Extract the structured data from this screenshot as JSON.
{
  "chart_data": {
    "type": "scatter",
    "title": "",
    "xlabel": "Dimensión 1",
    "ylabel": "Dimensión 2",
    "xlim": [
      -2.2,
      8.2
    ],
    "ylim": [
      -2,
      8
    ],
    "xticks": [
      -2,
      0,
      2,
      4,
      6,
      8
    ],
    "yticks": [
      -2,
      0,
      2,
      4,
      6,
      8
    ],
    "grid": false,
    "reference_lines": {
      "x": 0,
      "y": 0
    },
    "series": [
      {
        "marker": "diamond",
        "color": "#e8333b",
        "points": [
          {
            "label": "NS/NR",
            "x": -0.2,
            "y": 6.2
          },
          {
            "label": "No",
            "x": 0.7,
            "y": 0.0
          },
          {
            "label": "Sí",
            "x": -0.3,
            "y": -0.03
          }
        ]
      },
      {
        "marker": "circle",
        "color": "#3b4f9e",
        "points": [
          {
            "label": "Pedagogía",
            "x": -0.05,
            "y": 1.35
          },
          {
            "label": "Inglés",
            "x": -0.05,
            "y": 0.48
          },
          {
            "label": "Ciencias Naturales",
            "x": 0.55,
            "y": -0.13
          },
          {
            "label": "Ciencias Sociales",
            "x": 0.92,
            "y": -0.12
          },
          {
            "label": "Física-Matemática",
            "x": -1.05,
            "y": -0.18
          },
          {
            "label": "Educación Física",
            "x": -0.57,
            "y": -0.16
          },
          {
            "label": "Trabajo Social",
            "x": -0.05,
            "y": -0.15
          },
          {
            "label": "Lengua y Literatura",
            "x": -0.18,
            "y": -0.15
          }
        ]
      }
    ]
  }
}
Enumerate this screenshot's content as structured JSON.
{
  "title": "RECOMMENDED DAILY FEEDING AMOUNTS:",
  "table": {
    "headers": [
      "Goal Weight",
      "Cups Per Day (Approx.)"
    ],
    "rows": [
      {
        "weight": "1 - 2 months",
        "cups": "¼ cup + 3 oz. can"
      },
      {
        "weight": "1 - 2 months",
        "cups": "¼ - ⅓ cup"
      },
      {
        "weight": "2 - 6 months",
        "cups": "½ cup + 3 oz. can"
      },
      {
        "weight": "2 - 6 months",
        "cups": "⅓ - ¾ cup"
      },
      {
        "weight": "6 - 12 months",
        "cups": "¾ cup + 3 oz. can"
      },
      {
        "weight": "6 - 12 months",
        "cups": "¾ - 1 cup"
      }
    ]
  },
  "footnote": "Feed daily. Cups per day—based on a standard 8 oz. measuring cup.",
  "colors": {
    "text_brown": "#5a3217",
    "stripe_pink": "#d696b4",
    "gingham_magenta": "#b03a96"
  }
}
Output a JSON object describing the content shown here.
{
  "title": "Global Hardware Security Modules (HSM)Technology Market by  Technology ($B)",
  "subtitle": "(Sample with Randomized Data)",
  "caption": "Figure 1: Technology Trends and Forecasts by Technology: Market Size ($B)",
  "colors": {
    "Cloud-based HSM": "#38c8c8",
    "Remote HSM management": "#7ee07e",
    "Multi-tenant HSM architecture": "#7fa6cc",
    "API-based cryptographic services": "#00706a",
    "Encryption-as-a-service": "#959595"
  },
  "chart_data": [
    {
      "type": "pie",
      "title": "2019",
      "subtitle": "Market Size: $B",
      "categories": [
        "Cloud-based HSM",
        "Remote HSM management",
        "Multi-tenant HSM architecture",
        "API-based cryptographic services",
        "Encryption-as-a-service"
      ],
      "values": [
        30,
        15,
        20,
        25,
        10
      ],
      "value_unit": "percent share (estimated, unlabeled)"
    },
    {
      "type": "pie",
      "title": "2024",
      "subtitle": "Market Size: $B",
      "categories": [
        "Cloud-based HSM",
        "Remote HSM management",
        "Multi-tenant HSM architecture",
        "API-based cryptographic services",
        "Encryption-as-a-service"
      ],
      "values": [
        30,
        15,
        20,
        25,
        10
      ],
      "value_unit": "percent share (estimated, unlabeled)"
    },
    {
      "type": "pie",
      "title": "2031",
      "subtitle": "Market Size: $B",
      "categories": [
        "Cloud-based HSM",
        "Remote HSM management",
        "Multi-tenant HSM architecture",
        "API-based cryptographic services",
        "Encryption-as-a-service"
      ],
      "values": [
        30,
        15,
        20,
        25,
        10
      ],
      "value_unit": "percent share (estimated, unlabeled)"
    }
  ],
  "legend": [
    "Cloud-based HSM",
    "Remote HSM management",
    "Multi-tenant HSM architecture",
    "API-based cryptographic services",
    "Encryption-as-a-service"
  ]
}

__What the exercise asks__:
Return each line of the records above exactly as it reads.

__Response below__:
Extract the structured data from this screenshot as JSON.
{
  "chart_data": {
    "type": "scatter",
    "title": "",
    "xlabel": "Dimensión 1",
    "ylabel": "Dimensión 2",
    "xlim": [
      -2.2,
      8.2
    ],
    "ylim": [
      -2,
      8
    ],
    "xticks": [
      -2,
      0,
      2,
      4,
      6,
      8
    ],
    "yticks": [
      -2,
      0,
      2,
      4,
      6,
      8
    ],
    "grid": false,
    "reference_lines": {
      "x": 0,
      "y": 0
    },
    "series": [
      {
        "marker": "diamond",
        "color": "#e8333b",
        "points": [
          {
            "label": "NS/NR",
            "x": -0.2,
            "y": 6.2
          },
          {
            "label": "No",
            "x": 0.7,
            "y": 0.0
          },
          {
            "label": "Sí",
            "x": -0.3,
            "y": -0.03
          }
        ]
      },
      {
        "marker": "circle",
        "color": "#3b4f9e",
        "points": [
          {
            "label": "Pedagogía",
            "x": -0.05,
            "y": 1.35
          },
          {
            "label": "Inglés",
            "x": -0.05,
            "y": 0.48
          },
          {
            "label": "Ciencias Naturales",
            "x": 0.55,
            "y": -0.13
          },
          {
            "label": "Ciencias Sociales",
            "x": 0.92,
            "y": -0.12
          },
          {
            "label": "Física-Matemática",
            "x": -1.05,
            "y": -0.18
          },
          {
            "label": "Educación Física",
            "x": -0.57,
            "y": -0.16
          },
          {
            "label": "Trabajo Social",
            "x": -0.05,
            "y": -0.15
          },
          {
            "label": "Lengua y Literatura",
            "x": -0.18,
            "y": -0.15
          }
        ]
      }
    ]
  }
}
Enumerate this screenshot's content as structured JSON.
{
  "title": "RECOMMENDED DAILY FEEDING AMOUNTS:",
  "table": {
    "headers": [
      "Goal Weight",
      "Cups Per Day (Approx.)"
    ],
    "rows": [
      {
        "weight": "1 - 2 months",
        "cups": "¼ cup + 3 oz. can"
      },
      {
        "weight": "1 - 2 months",
        "cups": "¼ - ⅓ cup"
      },
      {
        "weight": "2 - 6 months",
        "cups": "½ cup + 3 oz. can"
      },
      {
        "weight": "2 - 6 months",
        "cups": "⅓ - ¾ cup"
      },
      {
        "weight": "6 - 12 months",
        "cups": "¾ cup + 3 oz. can"
      },
      {
        "weight": "6 - 12 months",
        "cups": "¾ - 1 cup"
      }
    ]
  },
  "footnote": "Feed daily. Cups per day—based on a standard 8 oz. measuring cup.",
  "colors": {
    "text_brown": "#5a3217",
    "stripe_pink": "#d696b4",
    "gingham_magenta": "#b03a96"
  }
}
Output a JSON object describing the content shown here.
{
  "title": "Global Hardware Security Modules (HSM)Technology Market by  Technology ($B)",
  "subtitle": "(Sample with Randomized Data)",
  "caption": "Figure 1: Technology Trends and Forecasts by Technology: Market Size ($B)",
  "colors": {
    "Cloud-based HSM": "#38c8c8",
    "Remote HSM management": "#7ee07e",
    "Multi-tenant HSM architecture": "#7fa6cc",
    "API-based cryptographic services": "#00706a",
    "Encryption-as-a-service": "#959595"
  },
  "chart_data": [
    {
      "type": "pie",
      "title": "2019",
      "subtitle": "Market Size: $B",
      "categories": [
        "Cloud-based HSM",
        "Remote HSM management",
        "Multi-tenant HSM architecture",
        "API-based cryptographic services",
        "Encryption-as-a-service"
      ],
      "values": [
        30,
        15,
        20,
        25,
        10
      ],
      "value_unit": "percent share (estimated, unlabeled)"
    },
    {
      "type": "pie",
      "title": "2024",
      "subtitle": "Market Size: $B",
      "categories": [
        "Cloud-based HSM",
        "Remote HSM management",
        "Multi-tenant HSM architecture",
        "API-based cryptographic services",
        "Encryption-as-a-service"
      ],
      "values": [
        30,
        15,
        20,
        25,
        10
      ],
      "value_unit": "percent share (estimated, unlabeled)"
    },
    {
      "type": "pie",
      "title": "2031",
      "subtitle": "Market Size: $B",
      "categories": [
        "Cloud-based HSM",
        "Remote HSM management",
        "Multi-tenant HSM architecture",
        "API-based cryptographic services",
        "Encryption-as-a-service"
      ],
      "values": [
        30,
        15,
        20,
        25,
        10
      ],
      "value_unit": "percent share (estimated, unlabeled)"
    }
  ],
  "legend": [
    "Cloud-based HSM",
    "Remote HSM management",
    "Multi-tenant HSM architecture",
    "API-based cryptographic services",
    "Encryption-as-a-service"
  ]
}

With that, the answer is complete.